Scan the data below and report how many lines include the word "Type". Nothing else is wanted.

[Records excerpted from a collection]
▶

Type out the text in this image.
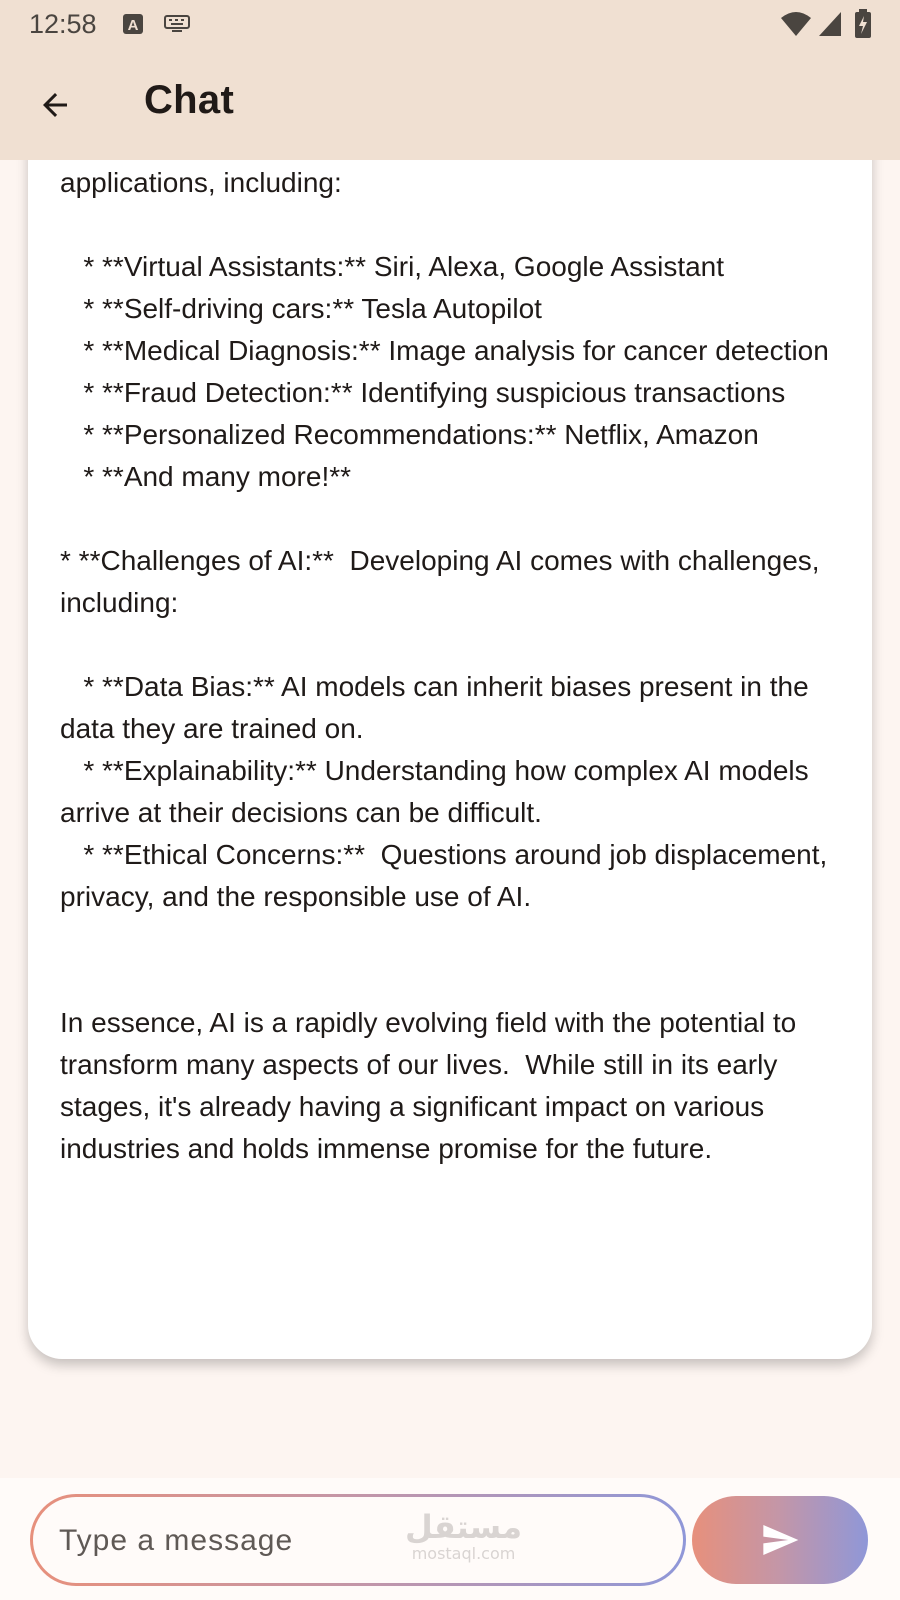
12:58 A
Chat
applications, including:

* **Virtual Assistants:** Siri, Alexa, Google Assistant
* **Self-driving cars:** Tesla Autopilot
* **Medical Diagnosis:** Image analysis for cancer detection
* **Fraud Detection:** Identifying suspicious transactions
* **Personalized Recommendations:** Netflix, Amazon
* **And many more!**

* **Challenges of AI:**  Developing AI comes with challenges, including:

* **Data Bias:** AI models can inherit biases present in the data they are trained on.
* **Explainability:** Understanding how complex AI models arrive at their decisions can be difficult.
* **Ethical Concerns:**  Questions around job displacement, privacy, and the responsible use of AI.

In essence, AI is a rapidly evolving field with the potential to transform many aspects of our lives.  While still in its early stages, it's already having a significant impact on various industries and holds immense promise for the future.
مستقل
mostaql.com
Type a message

◀

## Final result
2